**STATED PROBLEM**
The records that follow are to be transcribed in full, without their images.

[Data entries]

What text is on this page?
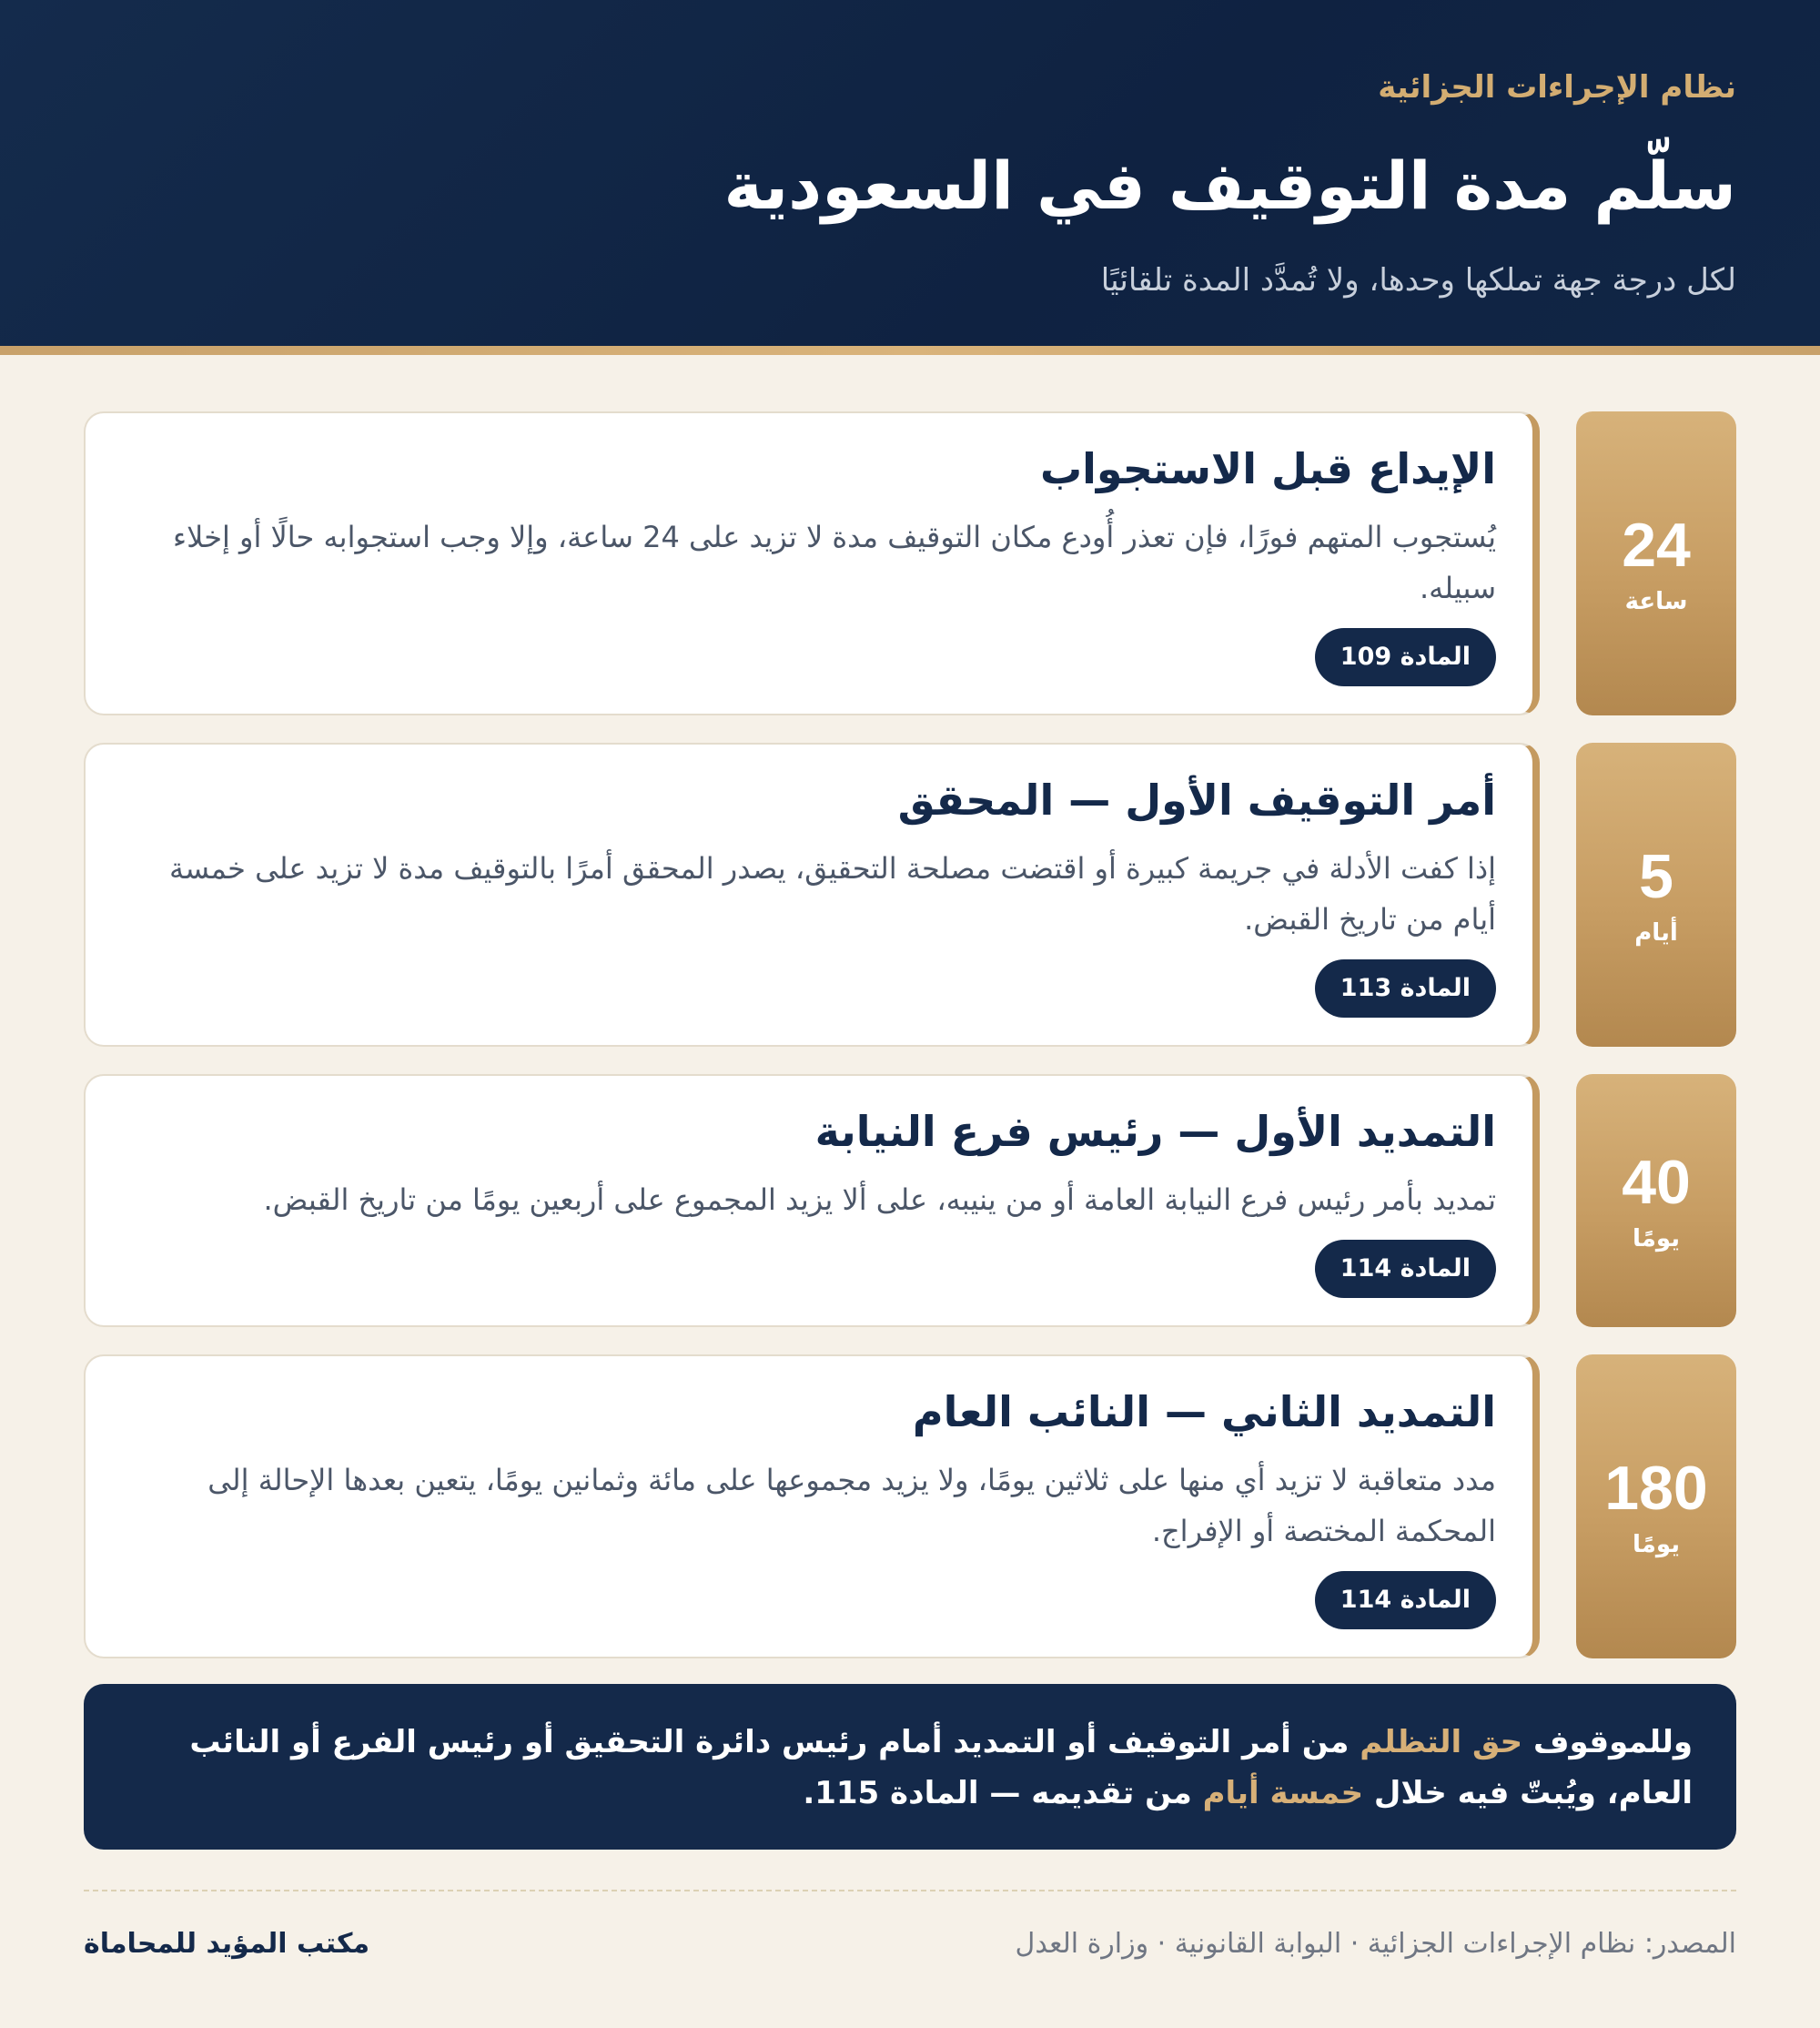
نظام الإجراءات الجزائية
سلّم مدة التوقيف في السعودية
لكل درجة جهة تملكها وحدها، ولا تُمدَّد المدة تلقائيًا
24
ساعة
الإيداع قبل الاستجواب
يُستجوب المتهم فورًا، فإن تعذر أُودع مكان التوقيف مدة لا تزيد على 24 ساعة، وإلا وجب استجوابه حالًا أو إخلاء سبيله.
المادة 109
5
أيام
أمر التوقيف الأول — المحقق
إذا كفت الأدلة في جريمة كبيرة أو اقتضت مصلحة التحقيق، يصدر المحقق أمرًا بالتوقيف مدة لا تزيد على خمسة أيام من تاريخ القبض.
المادة 113
40
يومًا
التمديد الأول — رئيس فرع النيابة
تمديد بأمر رئيس فرع النيابة العامة أو من ينيبه، على ألا يزيد المجموع على أربعين يومًا من تاريخ القبض.
المادة 114
180
يومًا
التمديد الثاني — النائب العام
مدد متعاقبة لا تزيد أي منها على ثلاثين يومًا، ولا يزيد مجموعها على مائة وثمانين يومًا، يتعين بعدها الإحالة إلى المحكمة المختصة أو الإفراج.
المادة 114

وللموقوف حق التظلم من أمر التوقيف أو التمديد أمام رئيس دائرة التحقيق أو رئيس الفرع أو النائب العام، ويُبتّ فيه خلال خمسة أيام من تقديمه — المادة 115.

المصدر: نظام الإجراءات الجزائية · البوابة القانونية · وزارة العدل
مكتب المؤيد للمحاماة
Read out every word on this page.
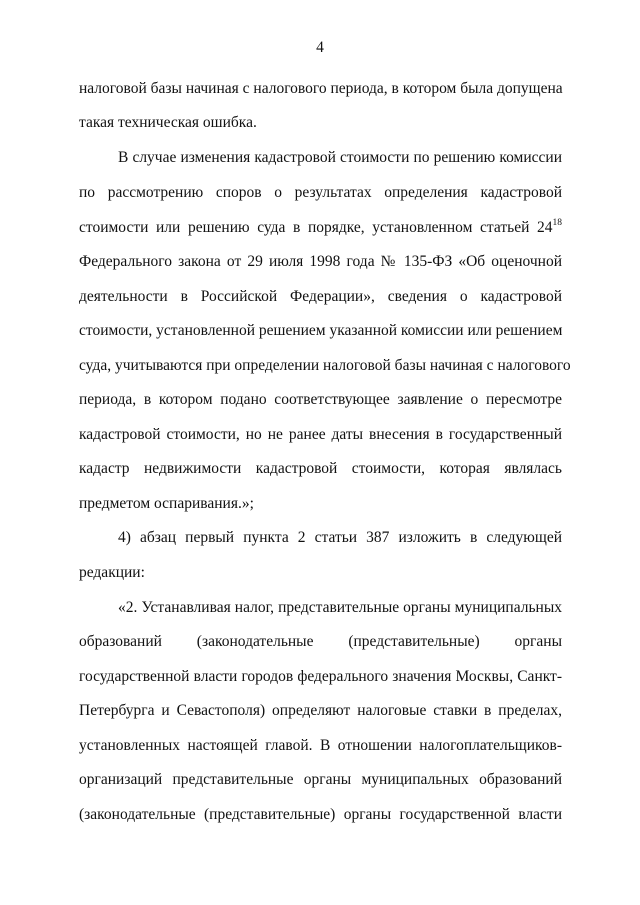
4
налоговой базы начиная с налогового периода, в котором была допущена
такая техническая ошибка.
В случае изменения кадастровой стоимости по решению комиссии
по рассмотрению споров о результатах определения кадастровой
стоимости или решению суда в порядке, установленном статьей 24$^{18}$
Федерального закона от 29 июля 1998 года № 135-ФЗ «Об оценочной
деятельности в Российской Федерации», сведения о кадастровой
стоимости, установленной решением указанной комиссии или решением
суда, учитываются при определении налоговой базы начиная с налогового
периода, в котором подано соответствующее заявление о пересмотре
кадастровой стоимости, но не ранее даты внесения в государственный
кадастр недвижимости кадастровой стоимости, которая являлась
предметом оспаривания.»;
4) абзац первый пункта 2 статьи 387 изложить в следующей
редакции:
«2. Устанавливая налог, представительные органы муниципальных
образований (законодательные (представительные) органы
государственной власти городов федерального значения Москвы, Санкт-
Петербурга и Севастополя) определяют налоговые ставки в пределах,
установленных настоящей главой. В отношении налогоплательщиков-
организаций представительные органы муниципальных образований
(законодательные (представительные) органы государственной власти
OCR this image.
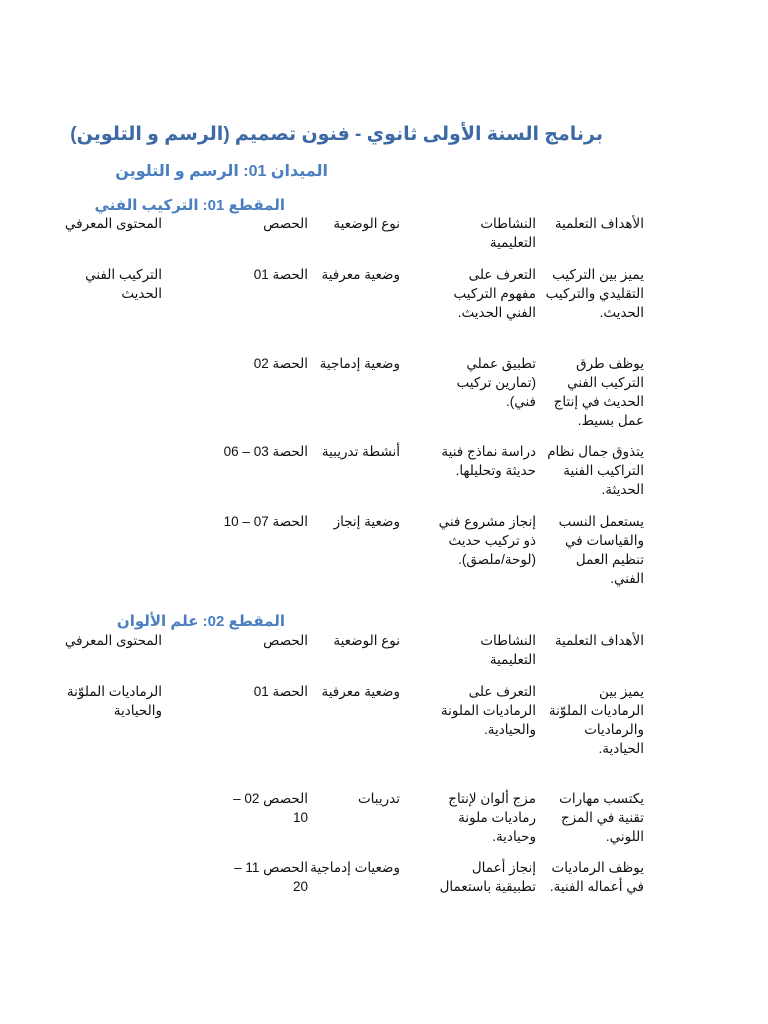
برنامج السنة الأولى ثانوي - فنون تصميم (الرسم و التلوين)
الميدان 01: الرسم و التلوين
المقطع 01: التركيب الفني
الأهداف التعلمية
النشاطات التعليمية
نوع الوضعية
الحصص
المحتوى المعرفي
يميز بين التركيب التقليدي والتركيب الحديث.
التعرف على مفهوم التركيب الفني الحديث.
وضعية معرفية
الحصة 01
التركيب الفني الحديث
يوظف طرق التركيب الفني الحديث في إنتاج عمل بسيط.
تطبيق عملي (تمارين تركيب فني).
وضعية إدماجية
الحصة 02
يتذوق جمال نظام التراكيب الفنية الحديثة.
دراسة نماذج فنية حديثة وتحليلها.
أنشطة تدريبية
الحصة 03 – 06
يستعمل النسب والقياسات في تنظيم العمل الفني.
إنجاز مشروع فني ذو تركيب حديث (لوحة/ملصق).
وضعية إنجاز
الحصة 07 – 10
المقطع 02: علم الألوان
الأهداف التعلمية
النشاطات التعليمية
نوع الوضعية
الحصص
المحتوى المعرفي
يميز بين الرماديات الملوّنة والرماديات الحيادية.
التعرف على الرماديات الملونة والحيادية.
وضعية معرفية
الحصة 01
الرماديات الملوّنة والحيادية
يكتسب مهارات تقنية في المزج اللوني.
مزج ألوان لإنتاج رماديات ملونة وحيادية.
تدريبات
الحصص 02 – 10
يوظف الرماديات في أعماله الفنية.
إنجاز أعمال تطبيقية باستعمال
وضعيات إدماجية
الحصص 11 – 20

**FULL SOLUTION**
What text is on this page?
نظام الإجراءات الجزائية
سلّم مدة التوقيف في السعودية
لكل درجة جهة تملكها وحدها، ولا تُمدَّد المدة تلقائيًا
24
ساعة
الإيداع قبل الاستجواب
يُستجوب المتهم فورًا، فإن تعذر أُودع مكان التوقيف مدة لا تزيد على 24 ساعة، وإلا وجب استجوابه حالًا أو إخلاء سبيله.
المادة 109
5
أيام
أمر التوقيف الأول — المحقق
إذا كفت الأدلة في جريمة كبيرة أو اقتضت مصلحة التحقيق، يصدر المحقق أمرًا بالتوقيف مدة لا تزيد على خمسة أيام من تاريخ القبض.
المادة 113
40
يومًا
التمديد الأول — رئيس فرع النيابة
تمديد بأمر رئيس فرع النيابة العامة أو من ينيبه، على ألا يزيد المجموع على أربعين يومًا من تاريخ القبض.
المادة 114
180
يومًا
التمديد الثاني — النائب العام
مدد متعاقبة لا تزيد أي منها على ثلاثين يومًا، ولا يزيد مجموعها على مائة وثمانين يومًا، يتعين بعدها الإحالة إلى المحكمة المختصة أو الإفراج.
المادة 114

وللموقوف حق التظلم من أمر التوقيف أو التمديد أمام رئيس دائرة التحقيق أو رئيس الفرع أو النائب العام، ويُبتّ فيه خلال خمسة أيام من تقديمه — المادة 115.

المصدر: نظام الإجراءات الجزائية · البوابة القانونية · وزارة العدل
مكتب المؤيد للمحاماة
Read out every word on this page.
4
налоговой базы начиная с налогового периода, в котором была допущена
такая техническая ошибка.
В случае изменения кадастровой стоимости по решению комиссии
по рассмотрению споров о результатах определения кадастровой
стоимости или решению суда в порядке, установленном статьей 24$^{18}$
Федерального закона от 29 июля 1998 года № 135-ФЗ «Об оценочной
деятельности в Российской Федерации», сведения о кадастровой
стоимости, установленной решением указанной комиссии или решением
суда, учитываются при определении налоговой базы начиная с налогового
периода, в котором подано соответствующее заявление о пересмотре
кадастровой стоимости, но не ранее даты внесения в государственный
кадастр недвижимости кадастровой стоимости, которая являлась
предметом оспаривания.»;
4) абзац первый пункта 2 статьи 387 изложить в следующей
редакции:
«2. Устанавливая налог, представительные органы муниципальных
образований (законодательные (представительные) органы
государственной власти городов федерального значения Москвы, Санкт-
Петербурга и Севастополя) определяют налоговые ставки в пределах,
установленных настоящей главой. В отношении налогоплательщиков-
организаций представительные органы муниципальных образований
(законодательные (представительные) органы государственной власти
OCR this image.
برنامج السنة الأولى ثانوي - فنون تصميم (الرسم و التلوين)
الميدان 01: الرسم و التلوين
المقطع 01: التركيب الفني
الأهداف التعلمية
النشاطات التعليمية
نوع الوضعية
الحصص
المحتوى المعرفي
يميز بين التركيب التقليدي والتركيب الحديث.
التعرف على مفهوم التركيب الفني الحديث.
وضعية معرفية
الحصة 01
التركيب الفني الحديث
يوظف طرق التركيب الفني الحديث في إنتاج عمل بسيط.
تطبيق عملي (تمارين تركيب فني).
وضعية إدماجية
الحصة 02
يتذوق جمال نظام التراكيب الفنية الحديثة.
دراسة نماذج فنية حديثة وتحليلها.
أنشطة تدريبية
الحصة 03 – 06
يستعمل النسب والقياسات في تنظيم العمل الفني.
إنجاز مشروع فني ذو تركيب حديث (لوحة/ملصق).
وضعية إنجاز
الحصة 07 – 10
المقطع 02: علم الألوان
الأهداف التعلمية
النشاطات التعليمية
نوع الوضعية
الحصص
المحتوى المعرفي
يميز بين الرماديات الملوّنة والرماديات الحيادية.
التعرف على الرماديات الملونة والحيادية.
وضعية معرفية
الحصة 01
الرماديات الملوّنة والحيادية
يكتسب مهارات تقنية في المزج اللوني.
مزج ألوان لإنتاج رماديات ملونة وحيادية.
تدريبات
الحصص 02 – 10
يوظف الرماديات في أعماله الفنية.
إنجاز أعمال تطبيقية باستعمال
وضعيات إدماجية
الحصص 11 – 20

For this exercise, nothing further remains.